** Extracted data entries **
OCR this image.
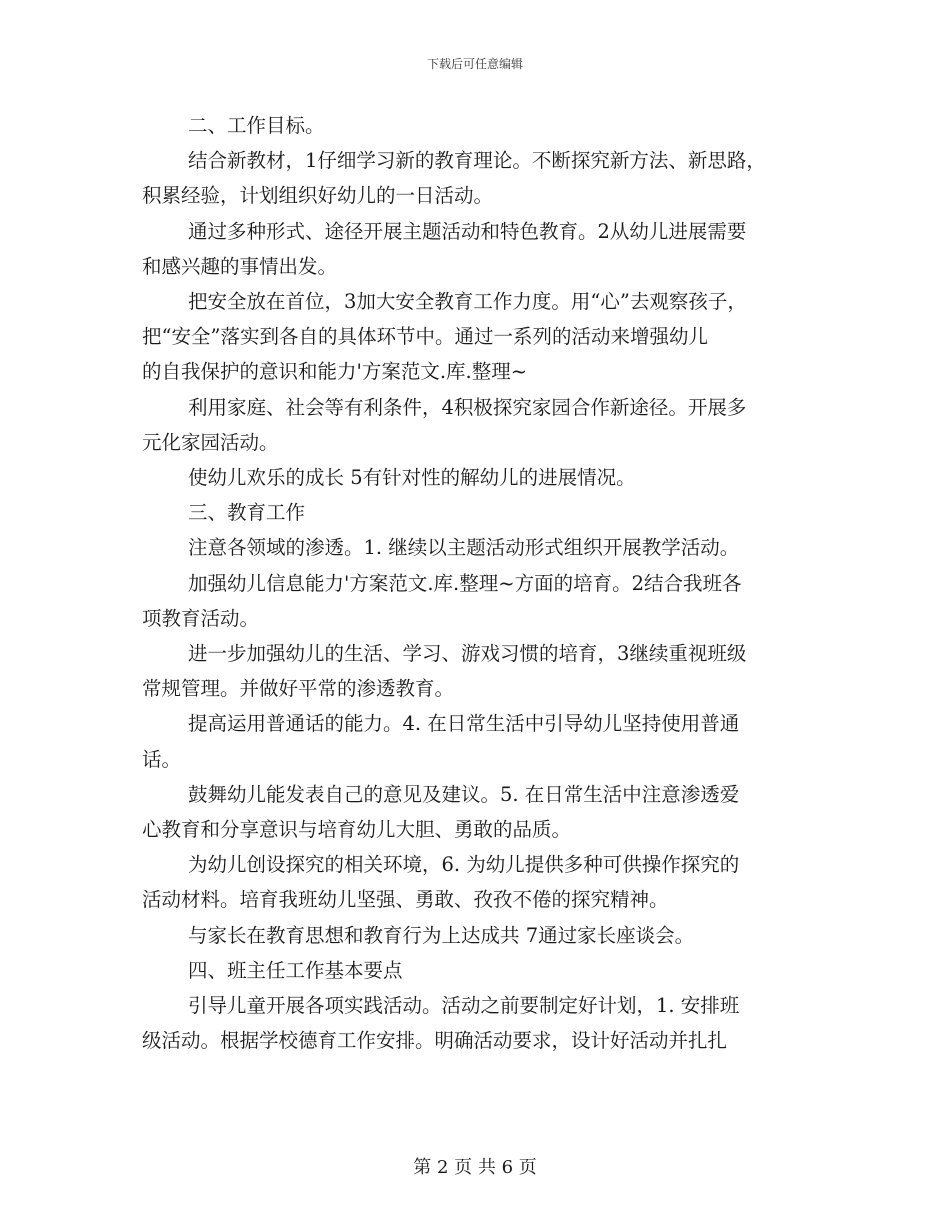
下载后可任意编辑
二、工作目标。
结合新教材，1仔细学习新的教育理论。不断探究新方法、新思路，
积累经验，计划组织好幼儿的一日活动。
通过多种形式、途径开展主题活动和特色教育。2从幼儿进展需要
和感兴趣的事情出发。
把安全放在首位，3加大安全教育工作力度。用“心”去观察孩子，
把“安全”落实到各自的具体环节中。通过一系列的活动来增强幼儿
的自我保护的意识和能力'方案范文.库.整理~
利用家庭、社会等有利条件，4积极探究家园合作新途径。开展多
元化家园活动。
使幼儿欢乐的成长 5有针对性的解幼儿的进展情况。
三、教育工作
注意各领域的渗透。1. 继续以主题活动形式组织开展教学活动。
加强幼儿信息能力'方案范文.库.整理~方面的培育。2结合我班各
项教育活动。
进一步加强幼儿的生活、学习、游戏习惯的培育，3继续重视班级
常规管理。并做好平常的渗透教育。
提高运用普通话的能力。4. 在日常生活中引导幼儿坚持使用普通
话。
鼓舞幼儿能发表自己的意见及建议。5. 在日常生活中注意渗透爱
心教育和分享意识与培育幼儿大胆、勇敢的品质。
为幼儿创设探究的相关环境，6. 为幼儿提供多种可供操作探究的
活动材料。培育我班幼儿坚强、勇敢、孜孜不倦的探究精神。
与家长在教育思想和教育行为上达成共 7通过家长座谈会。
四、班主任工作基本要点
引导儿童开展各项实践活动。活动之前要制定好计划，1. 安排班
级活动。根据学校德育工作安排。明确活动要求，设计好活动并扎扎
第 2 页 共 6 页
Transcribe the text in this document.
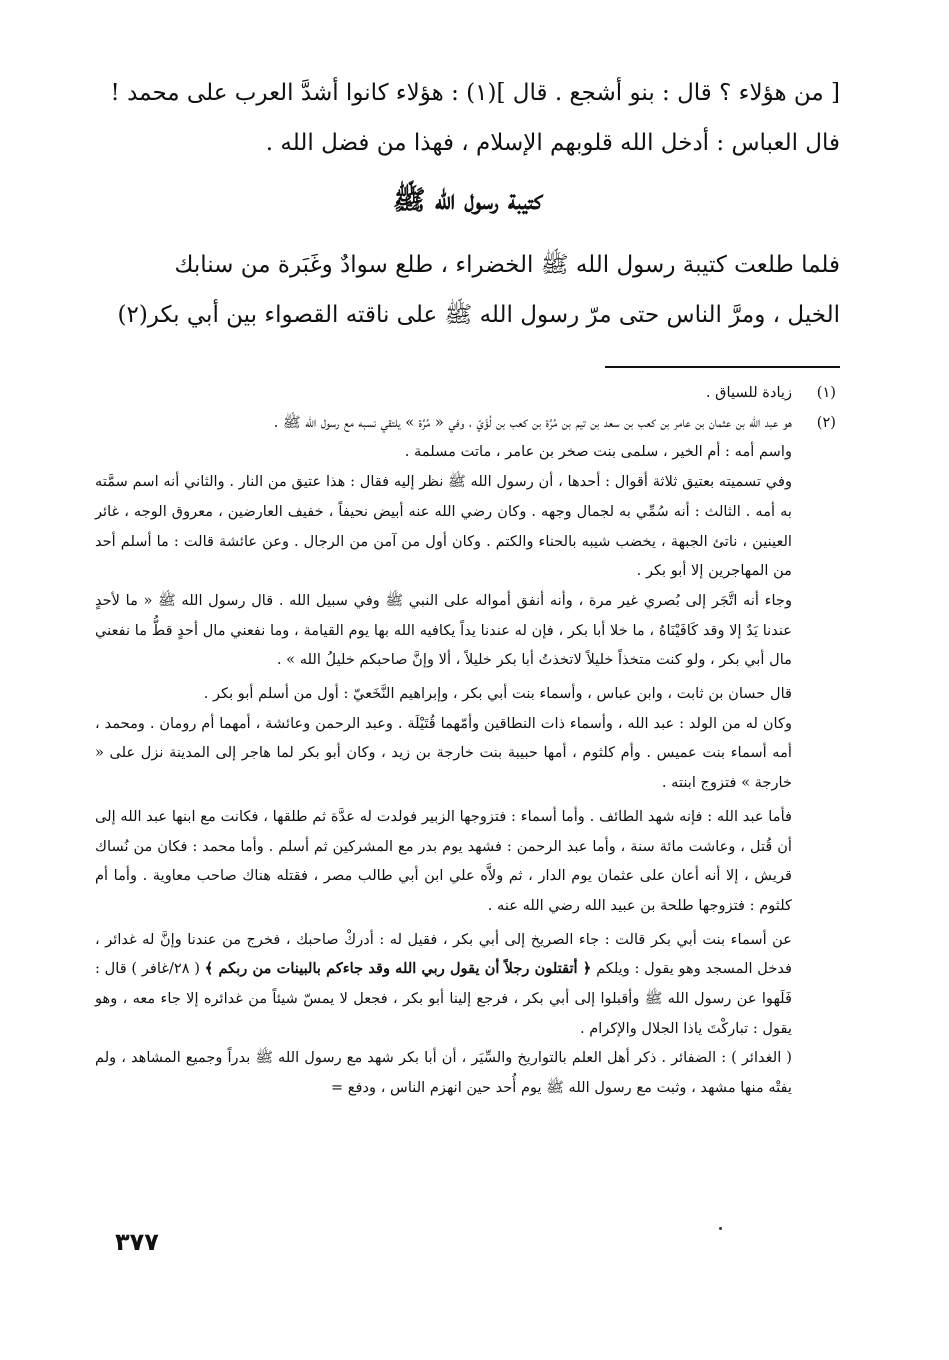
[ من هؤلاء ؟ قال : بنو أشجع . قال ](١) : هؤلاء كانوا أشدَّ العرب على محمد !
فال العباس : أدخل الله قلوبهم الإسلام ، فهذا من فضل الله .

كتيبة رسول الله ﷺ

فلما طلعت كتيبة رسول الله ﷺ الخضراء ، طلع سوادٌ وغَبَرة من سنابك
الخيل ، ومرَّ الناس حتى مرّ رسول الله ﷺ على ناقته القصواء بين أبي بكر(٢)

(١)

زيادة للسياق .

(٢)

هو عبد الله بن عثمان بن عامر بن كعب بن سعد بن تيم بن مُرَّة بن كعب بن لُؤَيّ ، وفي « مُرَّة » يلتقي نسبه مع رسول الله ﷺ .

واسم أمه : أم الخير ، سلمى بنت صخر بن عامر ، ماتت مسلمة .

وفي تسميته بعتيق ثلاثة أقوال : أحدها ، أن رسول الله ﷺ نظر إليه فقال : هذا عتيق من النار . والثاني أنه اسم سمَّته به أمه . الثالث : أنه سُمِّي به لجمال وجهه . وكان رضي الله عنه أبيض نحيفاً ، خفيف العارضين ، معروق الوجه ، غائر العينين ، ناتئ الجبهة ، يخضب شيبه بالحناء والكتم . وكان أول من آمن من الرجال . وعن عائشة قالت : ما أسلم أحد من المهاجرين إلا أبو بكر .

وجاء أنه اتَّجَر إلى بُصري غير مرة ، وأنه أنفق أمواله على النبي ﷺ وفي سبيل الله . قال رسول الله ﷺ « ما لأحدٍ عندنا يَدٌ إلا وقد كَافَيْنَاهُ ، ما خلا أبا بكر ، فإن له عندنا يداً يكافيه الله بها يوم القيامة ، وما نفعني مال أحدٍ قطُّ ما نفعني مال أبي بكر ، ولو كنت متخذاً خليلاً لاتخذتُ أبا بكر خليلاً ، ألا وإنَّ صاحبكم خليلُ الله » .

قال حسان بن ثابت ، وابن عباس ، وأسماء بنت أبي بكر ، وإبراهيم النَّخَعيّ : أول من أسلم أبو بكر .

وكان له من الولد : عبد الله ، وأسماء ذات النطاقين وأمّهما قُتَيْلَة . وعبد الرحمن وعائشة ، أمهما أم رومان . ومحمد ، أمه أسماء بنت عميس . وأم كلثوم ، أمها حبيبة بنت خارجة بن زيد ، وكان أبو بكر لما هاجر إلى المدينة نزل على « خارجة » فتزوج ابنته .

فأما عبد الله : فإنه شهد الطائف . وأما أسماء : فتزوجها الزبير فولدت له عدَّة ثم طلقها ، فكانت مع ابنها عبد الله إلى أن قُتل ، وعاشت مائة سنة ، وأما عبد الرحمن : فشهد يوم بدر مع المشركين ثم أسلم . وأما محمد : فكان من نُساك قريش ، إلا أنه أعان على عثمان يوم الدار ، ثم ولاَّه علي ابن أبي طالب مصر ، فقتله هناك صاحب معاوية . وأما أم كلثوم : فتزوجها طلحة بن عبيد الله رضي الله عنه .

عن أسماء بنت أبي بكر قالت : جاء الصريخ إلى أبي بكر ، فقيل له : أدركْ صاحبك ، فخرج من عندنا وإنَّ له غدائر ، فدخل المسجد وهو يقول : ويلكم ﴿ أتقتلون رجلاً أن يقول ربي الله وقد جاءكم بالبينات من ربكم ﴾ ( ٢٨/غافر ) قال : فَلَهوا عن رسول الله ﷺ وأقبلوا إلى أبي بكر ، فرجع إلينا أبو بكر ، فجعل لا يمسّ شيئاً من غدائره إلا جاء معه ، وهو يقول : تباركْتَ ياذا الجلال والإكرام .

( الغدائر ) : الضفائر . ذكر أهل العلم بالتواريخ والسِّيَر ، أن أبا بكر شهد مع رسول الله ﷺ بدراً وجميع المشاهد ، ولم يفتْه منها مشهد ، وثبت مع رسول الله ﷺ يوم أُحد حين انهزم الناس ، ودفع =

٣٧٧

** WHAT YOU HAVE TO DO **
Select every line in the records above that contains the word "this".

** FULL ANSWER **
OCR this image.
Transcribe the text in this document.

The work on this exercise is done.